Reproduce each of the following records line for line, leaving out the pictures.
########################################
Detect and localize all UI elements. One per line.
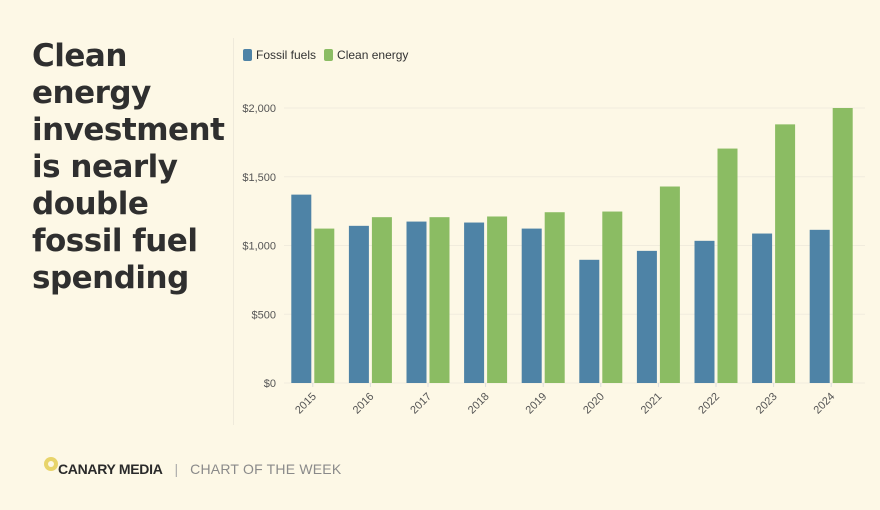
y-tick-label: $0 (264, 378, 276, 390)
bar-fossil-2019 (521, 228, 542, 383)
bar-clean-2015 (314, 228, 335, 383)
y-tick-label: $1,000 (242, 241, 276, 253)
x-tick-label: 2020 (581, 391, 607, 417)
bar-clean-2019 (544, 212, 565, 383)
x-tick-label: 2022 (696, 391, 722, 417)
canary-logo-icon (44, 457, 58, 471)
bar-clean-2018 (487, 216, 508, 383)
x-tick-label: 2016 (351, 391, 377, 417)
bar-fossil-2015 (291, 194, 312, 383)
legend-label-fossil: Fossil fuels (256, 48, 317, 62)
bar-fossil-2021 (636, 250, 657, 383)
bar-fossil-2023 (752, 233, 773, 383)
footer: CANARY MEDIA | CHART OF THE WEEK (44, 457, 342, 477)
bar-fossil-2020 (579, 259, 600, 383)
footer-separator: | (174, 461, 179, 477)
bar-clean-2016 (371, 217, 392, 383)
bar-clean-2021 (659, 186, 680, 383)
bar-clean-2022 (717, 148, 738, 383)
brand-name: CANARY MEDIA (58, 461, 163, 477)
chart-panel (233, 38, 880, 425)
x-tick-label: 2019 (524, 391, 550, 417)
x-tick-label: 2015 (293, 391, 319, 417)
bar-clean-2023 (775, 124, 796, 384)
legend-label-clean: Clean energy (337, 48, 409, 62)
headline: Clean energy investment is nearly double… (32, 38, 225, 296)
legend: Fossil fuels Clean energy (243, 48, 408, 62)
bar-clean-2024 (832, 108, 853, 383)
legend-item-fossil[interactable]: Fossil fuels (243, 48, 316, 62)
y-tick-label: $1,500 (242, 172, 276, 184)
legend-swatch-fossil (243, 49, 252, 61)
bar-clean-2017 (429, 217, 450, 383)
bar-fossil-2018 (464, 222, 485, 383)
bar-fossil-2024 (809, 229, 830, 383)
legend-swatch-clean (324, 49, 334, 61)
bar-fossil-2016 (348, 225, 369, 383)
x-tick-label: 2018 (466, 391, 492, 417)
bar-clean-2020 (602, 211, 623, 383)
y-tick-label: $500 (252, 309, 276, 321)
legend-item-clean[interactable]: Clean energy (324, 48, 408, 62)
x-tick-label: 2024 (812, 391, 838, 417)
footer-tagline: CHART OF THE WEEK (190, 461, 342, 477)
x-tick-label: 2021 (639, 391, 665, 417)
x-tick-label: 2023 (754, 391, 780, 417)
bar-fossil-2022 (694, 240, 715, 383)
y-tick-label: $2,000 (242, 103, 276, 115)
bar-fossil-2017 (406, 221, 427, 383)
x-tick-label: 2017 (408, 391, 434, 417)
########################################
EXPECTED ANSWER:
Detect and localize all UI elements. One per line.
y-tick-label: $0 (264, 378, 276, 390)
bar-fossil-2019 (521, 228, 542, 383)
bar-clean-2015 (314, 228, 335, 383)
y-tick-label: $1,000 (242, 241, 276, 253)
x-tick-label: 2020 (581, 391, 607, 417)
bar-clean-2019 (544, 212, 565, 383)
x-tick-label: 2022 (696, 391, 722, 417)
canary-logo-icon (44, 457, 58, 471)
bar-clean-2018 (487, 216, 508, 383)
x-tick-label: 2016 (351, 391, 377, 417)
bar-fossil-2015 (291, 194, 312, 383)
legend-label-fossil: Fossil fuels (256, 48, 317, 62)
bar-fossil-2021 (636, 250, 657, 383)
bar-fossil-2023 (752, 233, 773, 383)
footer: CANARY MEDIA | CHART OF THE WEEK (44, 457, 342, 477)
bar-fossil-2020 (579, 259, 600, 383)
footer-separator: | (174, 461, 179, 477)
bar-clean-2016 (371, 217, 392, 383)
bar-clean-2021 (659, 186, 680, 383)
bar-clean-2022 (717, 148, 738, 383)
brand-name: CANARY MEDIA (58, 461, 163, 477)
chart-panel (233, 38, 880, 425)
x-tick-label: 2019 (524, 391, 550, 417)
x-tick-label: 2015 (293, 391, 319, 417)
bar-clean-2023 (775, 124, 796, 384)
legend-label-clean: Clean energy (337, 48, 409, 62)
headline: Clean energy investment is nearly double… (32, 38, 225, 296)
legend: Fossil fuels Clean energy (243, 48, 408, 62)
bar-clean-2024 (832, 108, 853, 383)
legend-item-fossil[interactable]: Fossil fuels (243, 48, 316, 62)
y-tick-label: $1,500 (242, 172, 276, 184)
legend-swatch-fossil (243, 49, 252, 61)
bar-clean-2017 (429, 217, 450, 383)
bar-fossil-2018 (464, 222, 485, 383)
bar-fossil-2024 (809, 229, 830, 383)
legend-swatch-clean (324, 49, 334, 61)
bar-fossil-2016 (348, 225, 369, 383)
x-tick-label: 2018 (466, 391, 492, 417)
bar-clean-2020 (602, 211, 623, 383)
y-tick-label: $500 (252, 309, 276, 321)
legend-item-clean[interactable]: Clean energy (324, 48, 408, 62)
x-tick-label: 2024 (812, 391, 838, 417)
footer-tagline: CHART OF THE WEEK (190, 461, 342, 477)
x-tick-label: 2021 (639, 391, 665, 417)
x-tick-label: 2023 (754, 391, 780, 417)
bar-fossil-2022 (694, 240, 715, 383)
y-tick-label: $2,000 (242, 103, 276, 115)
bar-fossil-2017 (406, 221, 427, 383)
x-tick-label: 2017 (408, 391, 434, 417)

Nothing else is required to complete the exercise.